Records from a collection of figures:
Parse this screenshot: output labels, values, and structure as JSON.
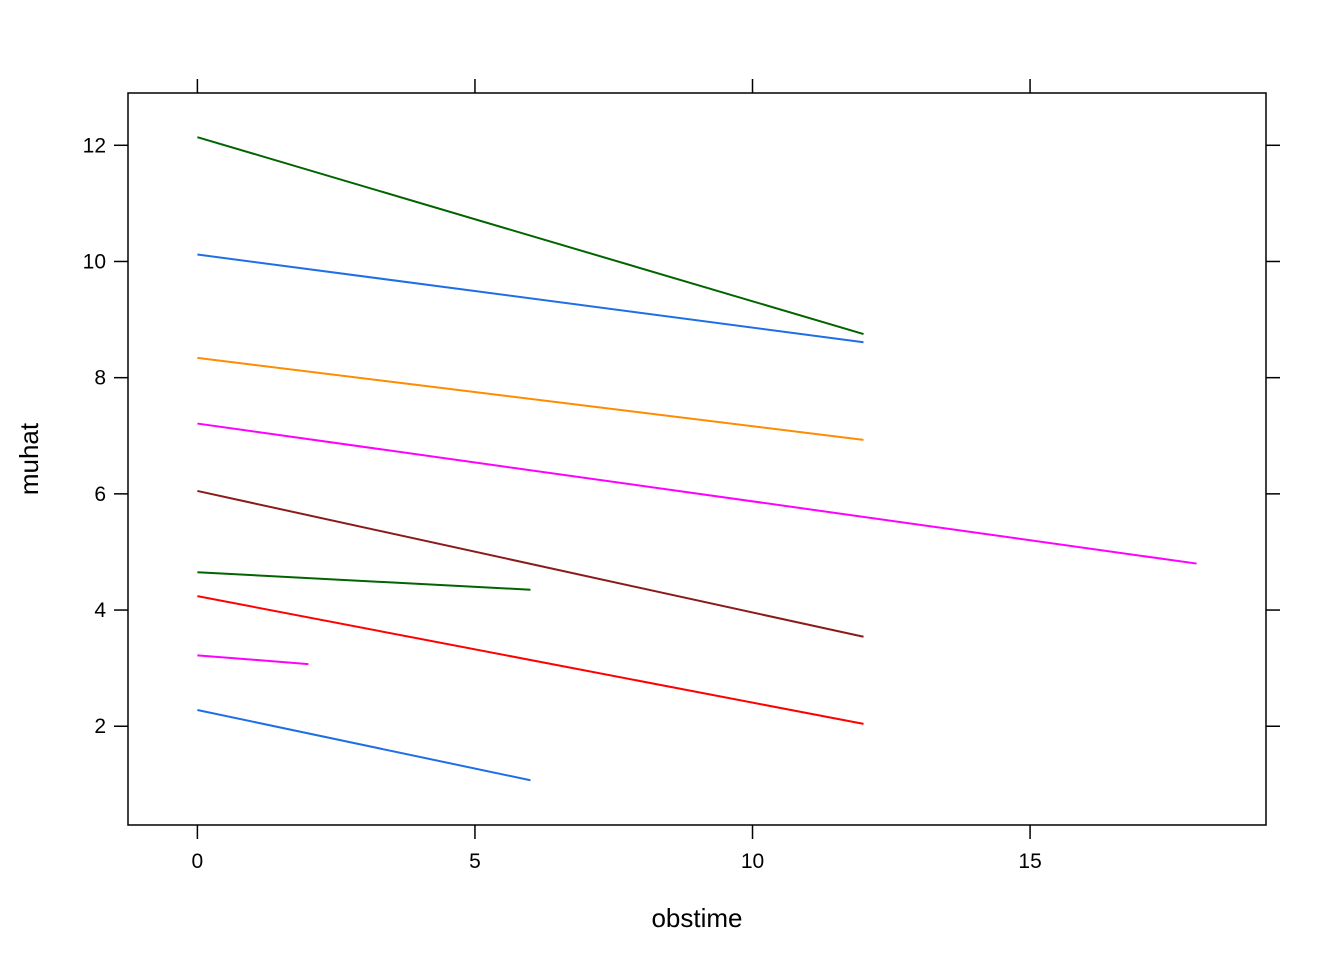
{
  "chart_data": {
    "type": "line",
    "xlabel": "obstime",
    "ylabel": "muhat",
    "xlim": [
      -1.25,
      19.25
    ],
    "ylim": [
      0.3,
      12.9
    ],
    "xticks": [
      0,
      5,
      10,
      15
    ],
    "yticks": [
      2,
      4,
      6,
      8,
      10,
      12
    ],
    "grid": false,
    "legend": "none",
    "series": [
      {
        "color": "#006400",
        "x": [
          0,
          12
        ],
        "y": [
          12.14,
          8.75
        ]
      },
      {
        "color": "#1E6FE6",
        "x": [
          0,
          12
        ],
        "y": [
          10.12,
          8.61
        ]
      },
      {
        "color": "#FF8C00",
        "x": [
          0,
          12
        ],
        "y": [
          8.34,
          6.93
        ]
      },
      {
        "color": "#FF00FF",
        "x": [
          0,
          18
        ],
        "y": [
          7.21,
          4.8
        ]
      },
      {
        "color": "#8B1A1A",
        "x": [
          0,
          12
        ],
        "y": [
          6.05,
          3.54
        ]
      },
      {
        "color": "#006400",
        "x": [
          0,
          6
        ],
        "y": [
          4.65,
          4.35
        ]
      },
      {
        "color": "#FF0000",
        "x": [
          0,
          12
        ],
        "y": [
          4.24,
          2.04
        ]
      },
      {
        "color": "#FF00FF",
        "x": [
          0,
          2
        ],
        "y": [
          3.22,
          3.07
        ]
      },
      {
        "color": "#1E6FE6",
        "x": [
          0,
          6
        ],
        "y": [
          2.28,
          1.07
        ]
      }
    ]
  }
}
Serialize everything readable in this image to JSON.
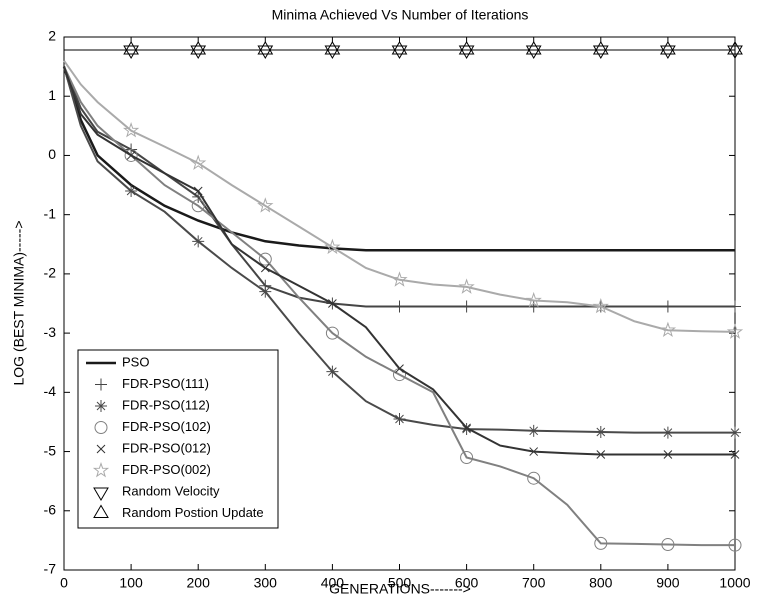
{
  "chart_data": {
    "type": "line",
    "title": "Minima Achieved Vs Number of Iterations",
    "xlabel": "GENERATIONS------->",
    "ylabel": "LOG (BEST MINIMA)----->",
    "x": [
      0,
      25,
      50,
      100,
      150,
      200,
      250,
      300,
      350,
      400,
      450,
      500,
      550,
      600,
      650,
      700,
      750,
      800,
      850,
      900,
      950,
      1000
    ],
    "xlim": [
      0,
      1000
    ],
    "ylim": [
      -7,
      2
    ],
    "xticks": [
      0,
      100,
      200,
      300,
      400,
      500,
      600,
      700,
      800,
      900,
      1000
    ],
    "yticks": [
      -7,
      -6,
      -5,
      -4,
      -3,
      -2,
      -1,
      0,
      1,
      2
    ],
    "grid": false,
    "legend": "lower left",
    "marker_every": 100,
    "series": [
      {
        "name": "PSO",
        "color": "#1a1a1a",
        "marker": "none",
        "values": [
          1.5,
          0.6,
          0,
          -0.5,
          -0.85,
          -1.1,
          -1.3,
          -1.45,
          -1.52,
          -1.57,
          -1.6,
          -1.6,
          -1.6,
          -1.6,
          -1.6,
          -1.6,
          -1.6,
          -1.6,
          -1.6,
          -1.6,
          -1.6,
          -1.6
        ]
      },
      {
        "name": "FDR-PSO(111)",
        "color": "#454545",
        "marker": "plus",
        "values": [
          1.5,
          0.8,
          0.4,
          0.1,
          -0.3,
          -0.7,
          -1.5,
          -2.2,
          -2.4,
          -2.5,
          -2.55,
          -2.55,
          -2.55,
          -2.55,
          -2.55,
          -2.55,
          -2.55,
          -2.55,
          -2.55,
          -2.55,
          -2.55,
          -2.55
        ]
      },
      {
        "name": "FDR-PSO(112)",
        "color": "#4a4a4a",
        "marker": "asterisk",
        "values": [
          1.5,
          0.5,
          -0.1,
          -0.6,
          -0.95,
          -1.45,
          -1.9,
          -2.3,
          -3.0,
          -3.65,
          -4.15,
          -4.45,
          -4.55,
          -4.62,
          -4.63,
          -4.65,
          -4.66,
          -4.67,
          -4.68,
          -4.68,
          -4.68,
          -4.68
        ]
      },
      {
        "name": "FDR-PSO(102)",
        "color": "#808080",
        "marker": "circle",
        "values": [
          1.5,
          0.9,
          0.5,
          0,
          -0.5,
          -0.85,
          -1.3,
          -1.75,
          -2.4,
          -3.0,
          -3.4,
          -3.7,
          -4.0,
          -5.1,
          -5.25,
          -5.45,
          -5.9,
          -6.55,
          -6.56,
          -6.57,
          -6.58,
          -6.58
        ]
      },
      {
        "name": "FDR-PSO(012)",
        "color": "#333333",
        "marker": "x",
        "values": [
          1.5,
          0.7,
          0.35,
          0,
          -0.3,
          -0.6,
          -1.5,
          -1.9,
          -2.2,
          -2.5,
          -2.9,
          -3.6,
          -3.95,
          -4.6,
          -4.9,
          -5.0,
          -5.03,
          -5.05,
          -5.05,
          -5.05,
          -5.05,
          -5.05
        ]
      },
      {
        "name": "FDR-PSO(002)",
        "color": "#aaaaaa",
        "marker": "star",
        "values": [
          1.6,
          1.2,
          0.9,
          0.42,
          0.15,
          -0.13,
          -0.5,
          -0.85,
          -1.2,
          -1.55,
          -1.9,
          -2.1,
          -2.18,
          -2.22,
          -2.35,
          -2.45,
          -2.48,
          -2.55,
          -2.8,
          -2.95,
          -2.97,
          -2.98
        ]
      },
      {
        "name": "Random Velocity",
        "color": "#000000",
        "marker": "triangle-down",
        "values": [
          1.78,
          1.78,
          1.78,
          1.78,
          1.78,
          1.78,
          1.78,
          1.78,
          1.78,
          1.78,
          1.78,
          1.78,
          1.78,
          1.78,
          1.78,
          1.78,
          1.78,
          1.78,
          1.78,
          1.78,
          1.78,
          1.78
        ]
      },
      {
        "name": "Random Postion Update",
        "color": "#000000",
        "marker": "triangle-up",
        "values": [
          1.78,
          1.78,
          1.78,
          1.78,
          1.78,
          1.78,
          1.78,
          1.78,
          1.78,
          1.78,
          1.78,
          1.78,
          1.78,
          1.78,
          1.78,
          1.78,
          1.78,
          1.78,
          1.78,
          1.78,
          1.78,
          1.78
        ]
      }
    ]
  }
}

● **Aim of the task**
Give the entries again without a single change, but with no pictures.

● **Answer to the problem**
Parse this screenshot: output labels, values, and structure as JSON.
{
  "chart_data": {
    "type": "line",
    "xlabel": "obstime",
    "ylabel": "muhat",
    "xlim": [
      -1.25,
      19.25
    ],
    "ylim": [
      0.3,
      12.9
    ],
    "xticks": [
      0,
      5,
      10,
      15
    ],
    "yticks": [
      2,
      4,
      6,
      8,
      10,
      12
    ],
    "grid": false,
    "legend": "none",
    "series": [
      {
        "color": "#006400",
        "x": [
          0,
          12
        ],
        "y": [
          12.14,
          8.75
        ]
      },
      {
        "color": "#1E6FE6",
        "x": [
          0,
          12
        ],
        "y": [
          10.12,
          8.61
        ]
      },
      {
        "color": "#FF8C00",
        "x": [
          0,
          12
        ],
        "y": [
          8.34,
          6.93
        ]
      },
      {
        "color": "#FF00FF",
        "x": [
          0,
          18
        ],
        "y": [
          7.21,
          4.8
        ]
      },
      {
        "color": "#8B1A1A",
        "x": [
          0,
          12
        ],
        "y": [
          6.05,
          3.54
        ]
      },
      {
        "color": "#006400",
        "x": [
          0,
          6
        ],
        "y": [
          4.65,
          4.35
        ]
      },
      {
        "color": "#FF0000",
        "x": [
          0,
          12
        ],
        "y": [
          4.24,
          2.04
        ]
      },
      {
        "color": "#FF00FF",
        "x": [
          0,
          2
        ],
        "y": [
          3.22,
          3.07
        ]
      },
      {
        "color": "#1E6FE6",
        "x": [
          0,
          6
        ],
        "y": [
          2.28,
          1.07
        ]
      }
    ]
  }
}
Serialize everything readable in this image to JSON.
{
  "chart_data": {
    "type": "line",
    "title": "Minima Achieved Vs Number of Iterations",
    "xlabel": "GENERATIONS------->",
    "ylabel": "LOG (BEST MINIMA)----->",
    "x": [
      0,
      25,
      50,
      100,
      150,
      200,
      250,
      300,
      350,
      400,
      450,
      500,
      550,
      600,
      650,
      700,
      750,
      800,
      850,
      900,
      950,
      1000
    ],
    "xlim": [
      0,
      1000
    ],
    "ylim": [
      -7,
      2
    ],
    "xticks": [
      0,
      100,
      200,
      300,
      400,
      500,
      600,
      700,
      800,
      900,
      1000
    ],
    "yticks": [
      -7,
      -6,
      -5,
      -4,
      -3,
      -2,
      -1,
      0,
      1,
      2
    ],
    "grid": false,
    "legend": "lower left",
    "marker_every": 100,
    "series": [
      {
        "name": "PSO",
        "color": "#1a1a1a",
        "marker": "none",
        "values": [
          1.5,
          0.6,
          0,
          -0.5,
          -0.85,
          -1.1,
          -1.3,
          -1.45,
          -1.52,
          -1.57,
          -1.6,
          -1.6,
          -1.6,
          -1.6,
          -1.6,
          -1.6,
          -1.6,
          -1.6,
          -1.6,
          -1.6,
          -1.6,
          -1.6
        ]
      },
      {
        "name": "FDR-PSO(111)",
        "color": "#454545",
        "marker": "plus",
        "values": [
          1.5,
          0.8,
          0.4,
          0.1,
          -0.3,
          -0.7,
          -1.5,
          -2.2,
          -2.4,
          -2.5,
          -2.55,
          -2.55,
          -2.55,
          -2.55,
          -2.55,
          -2.55,
          -2.55,
          -2.55,
          -2.55,
          -2.55,
          -2.55,
          -2.55
        ]
      },
      {
        "name": "FDR-PSO(112)",
        "color": "#4a4a4a",
        "marker": "asterisk",
        "values": [
          1.5,
          0.5,
          -0.1,
          -0.6,
          -0.95,
          -1.45,
          -1.9,
          -2.3,
          -3.0,
          -3.65,
          -4.15,
          -4.45,
          -4.55,
          -4.62,
          -4.63,
          -4.65,
          -4.66,
          -4.67,
          -4.68,
          -4.68,
          -4.68,
          -4.68
        ]
      },
      {
        "name": "FDR-PSO(102)",
        "color": "#808080",
        "marker": "circle",
        "values": [
          1.5,
          0.9,
          0.5,
          0,
          -0.5,
          -0.85,
          -1.3,
          -1.75,
          -2.4,
          -3.0,
          -3.4,
          -3.7,
          -4.0,
          -5.1,
          -5.25,
          -5.45,
          -5.9,
          -6.55,
          -6.56,
          -6.57,
          -6.58,
          -6.58
        ]
      },
      {
        "name": "FDR-PSO(012)",
        "color": "#333333",
        "marker": "x",
        "values": [
          1.5,
          0.7,
          0.35,
          0,
          -0.3,
          -0.6,
          -1.5,
          -1.9,
          -2.2,
          -2.5,
          -2.9,
          -3.6,
          -3.95,
          -4.6,
          -4.9,
          -5.0,
          -5.03,
          -5.05,
          -5.05,
          -5.05,
          -5.05,
          -5.05
        ]
      },
      {
        "name": "FDR-PSO(002)",
        "color": "#aaaaaa",
        "marker": "star",
        "values": [
          1.6,
          1.2,
          0.9,
          0.42,
          0.15,
          -0.13,
          -0.5,
          -0.85,
          -1.2,
          -1.55,
          -1.9,
          -2.1,
          -2.18,
          -2.22,
          -2.35,
          -2.45,
          -2.48,
          -2.55,
          -2.8,
          -2.95,
          -2.97,
          -2.98
        ]
      },
      {
        "name": "Random Velocity",
        "color": "#000000",
        "marker": "triangle-down",
        "values": [
          1.78,
          1.78,
          1.78,
          1.78,
          1.78,
          1.78,
          1.78,
          1.78,
          1.78,
          1.78,
          1.78,
          1.78,
          1.78,
          1.78,
          1.78,
          1.78,
          1.78,
          1.78,
          1.78,
          1.78,
          1.78,
          1.78
        ]
      },
      {
        "name": "Random Postion Update",
        "color": "#000000",
        "marker": "triangle-up",
        "values": [
          1.78,
          1.78,
          1.78,
          1.78,
          1.78,
          1.78,
          1.78,
          1.78,
          1.78,
          1.78,
          1.78,
          1.78,
          1.78,
          1.78,
          1.78,
          1.78,
          1.78,
          1.78,
          1.78,
          1.78,
          1.78,
          1.78
        ]
      }
    ]
  }
}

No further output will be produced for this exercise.